[START OF Data supplied]

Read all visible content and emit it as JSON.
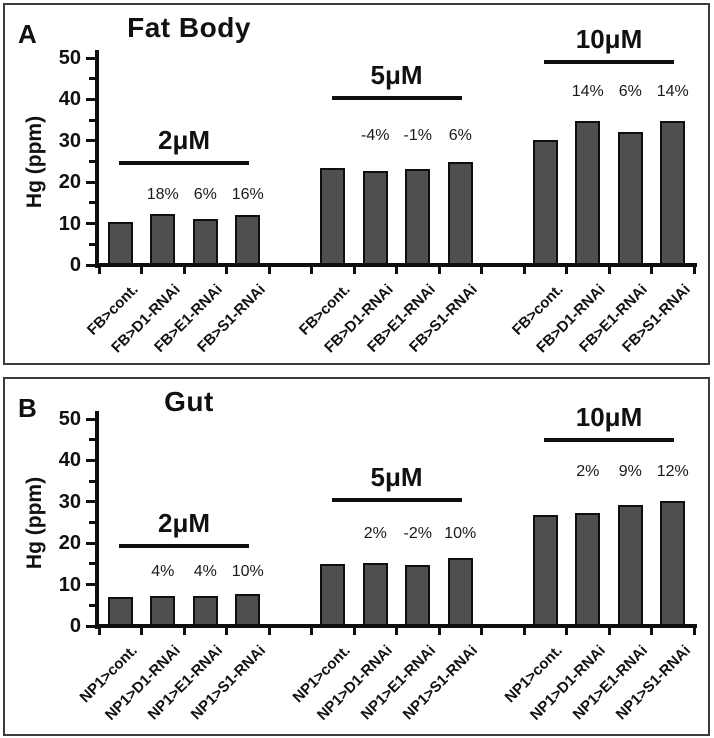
{
  "colors": {
    "bar_fill": "#4f4f4f",
    "bar_border": "#0f0f0f",
    "axis_ink": "#0f0f0f",
    "panel_border": "#3c3c3c",
    "text": "#111111"
  },
  "chart_data": [
    {
      "type": "bar",
      "panel_letter": "A",
      "title": "Fat Body",
      "ylabel": "Hg (ppm)",
      "xlabel": "",
      "ylim": [
        0,
        50
      ],
      "ytick_step": 10,
      "minor_tick_step": 5,
      "ytick_labels": [
        "0",
        "10",
        "20",
        "30",
        "40",
        "50"
      ],
      "grid": false,
      "groups": [
        {
          "label": "2μM",
          "line_y": 24.2,
          "pct_y": 17.0,
          "categories": [
            "FB>cont.",
            "FB>D1-RNAi",
            "FB>E1-RNAi",
            "FB>S1-RNAi"
          ],
          "values": [
            10.4,
            12.3,
            11.0,
            12.1
          ],
          "pcts": [
            "",
            "18%",
            "6%",
            "16%"
          ]
        },
        {
          "label": "5μM",
          "line_y": 39.9,
          "pct_y": 31.2,
          "categories": [
            "FB>cont.",
            "FB>D1-RNAi",
            "FB>E1-RNAi",
            "FB>S1-RNAi"
          ],
          "values": [
            23.5,
            22.6,
            23.3,
            24.9
          ],
          "pcts": [
            "",
            "-4%",
            "-1%",
            "6%"
          ]
        },
        {
          "label": "10μM",
          "line_y": 48.6,
          "pct_y": 41.8,
          "categories": [
            "FB>cont.",
            "FB>D1-RNAi",
            "FB>E1-RNAi",
            "FB>S1-RNAi"
          ],
          "values": [
            30.3,
            34.8,
            32.1,
            34.7
          ],
          "pcts": [
            "",
            "14%",
            "6%",
            "14%"
          ]
        }
      ]
    },
    {
      "type": "bar",
      "panel_letter": "B",
      "title": "Gut",
      "ylabel": "Hg (ppm)",
      "xlabel": "",
      "ylim": [
        0,
        50
      ],
      "ytick_step": 10,
      "minor_tick_step": 5,
      "ytick_labels": [
        "0",
        "10",
        "20",
        "30",
        "40",
        "50"
      ],
      "grid": false,
      "groups": [
        {
          "label": "2μM",
          "line_y": 18.9,
          "pct_y": 13.0,
          "categories": [
            "NP1>cont.",
            "NP1>D1-RNAi",
            "NP1>E1-RNAi",
            "NP1>S1-RNAi"
          ],
          "values": [
            7.0,
            7.3,
            7.3,
            7.7
          ],
          "pcts": [
            "",
            "4%",
            "4%",
            "10%"
          ]
        },
        {
          "label": "5μM",
          "line_y": 30.0,
          "pct_y": 22.3,
          "categories": [
            "NP1>cont.",
            "NP1>D1-RNAi",
            "NP1>E1-RNAi",
            "NP1>S1-RNAi"
          ],
          "values": [
            15.0,
            15.3,
            14.7,
            16.5
          ],
          "pcts": [
            "",
            "2%",
            "-2%",
            "10%"
          ]
        },
        {
          "label": "10μM",
          "line_y": 44.5,
          "pct_y": 37.2,
          "categories": [
            "NP1>cont.",
            "NP1>D1-RNAi",
            "NP1>E1-RNAi",
            "NP1>S1-RNAi"
          ],
          "values": [
            26.9,
            27.4,
            29.3,
            30.1
          ],
          "pcts": [
            "",
            "2%",
            "9%",
            "12%"
          ]
        }
      ]
    }
  ]
}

[END OF Data supplied]

■ Problem to solve
Reproduce each record from above exactly; pictures do not belong in the copy.

■ Output
Read all visible content and emit it as JSON.
{
  "colors": {
    "bar_fill": "#4f4f4f",
    "bar_border": "#0f0f0f",
    "axis_ink": "#0f0f0f",
    "panel_border": "#3c3c3c",
    "text": "#111111"
  },
  "chart_data": [
    {
      "type": "bar",
      "panel_letter": "A",
      "title": "Fat Body",
      "ylabel": "Hg (ppm)",
      "xlabel": "",
      "ylim": [
        0,
        50
      ],
      "ytick_step": 10,
      "minor_tick_step": 5,
      "ytick_labels": [
        "0",
        "10",
        "20",
        "30",
        "40",
        "50"
      ],
      "grid": false,
      "groups": [
        {
          "label": "2μM",
          "line_y": 24.2,
          "pct_y": 17.0,
          "categories": [
            "FB>cont.",
            "FB>D1-RNAi",
            "FB>E1-RNAi",
            "FB>S1-RNAi"
          ],
          "values": [
            10.4,
            12.3,
            11.0,
            12.1
          ],
          "pcts": [
            "",
            "18%",
            "6%",
            "16%"
          ]
        },
        {
          "label": "5μM",
          "line_y": 39.9,
          "pct_y": 31.2,
          "categories": [
            "FB>cont.",
            "FB>D1-RNAi",
            "FB>E1-RNAi",
            "FB>S1-RNAi"
          ],
          "values": [
            23.5,
            22.6,
            23.3,
            24.9
          ],
          "pcts": [
            "",
            "-4%",
            "-1%",
            "6%"
          ]
        },
        {
          "label": "10μM",
          "line_y": 48.6,
          "pct_y": 41.8,
          "categories": [
            "FB>cont.",
            "FB>D1-RNAi",
            "FB>E1-RNAi",
            "FB>S1-RNAi"
          ],
          "values": [
            30.3,
            34.8,
            32.1,
            34.7
          ],
          "pcts": [
            "",
            "14%",
            "6%",
            "14%"
          ]
        }
      ]
    },
    {
      "type": "bar",
      "panel_letter": "B",
      "title": "Gut",
      "ylabel": "Hg (ppm)",
      "xlabel": "",
      "ylim": [
        0,
        50
      ],
      "ytick_step": 10,
      "minor_tick_step": 5,
      "ytick_labels": [
        "0",
        "10",
        "20",
        "30",
        "40",
        "50"
      ],
      "grid": false,
      "groups": [
        {
          "label": "2μM",
          "line_y": 18.9,
          "pct_y": 13.0,
          "categories": [
            "NP1>cont.",
            "NP1>D1-RNAi",
            "NP1>E1-RNAi",
            "NP1>S1-RNAi"
          ],
          "values": [
            7.0,
            7.3,
            7.3,
            7.7
          ],
          "pcts": [
            "",
            "4%",
            "4%",
            "10%"
          ]
        },
        {
          "label": "5μM",
          "line_y": 30.0,
          "pct_y": 22.3,
          "categories": [
            "NP1>cont.",
            "NP1>D1-RNAi",
            "NP1>E1-RNAi",
            "NP1>S1-RNAi"
          ],
          "values": [
            15.0,
            15.3,
            14.7,
            16.5
          ],
          "pcts": [
            "",
            "2%",
            "-2%",
            "10%"
          ]
        },
        {
          "label": "10μM",
          "line_y": 44.5,
          "pct_y": 37.2,
          "categories": [
            "NP1>cont.",
            "NP1>D1-RNAi",
            "NP1>E1-RNAi",
            "NP1>S1-RNAi"
          ],
          "values": [
            26.9,
            27.4,
            29.3,
            30.1
          ],
          "pcts": [
            "",
            "2%",
            "9%",
            "12%"
          ]
        }
      ]
    }
  ]
}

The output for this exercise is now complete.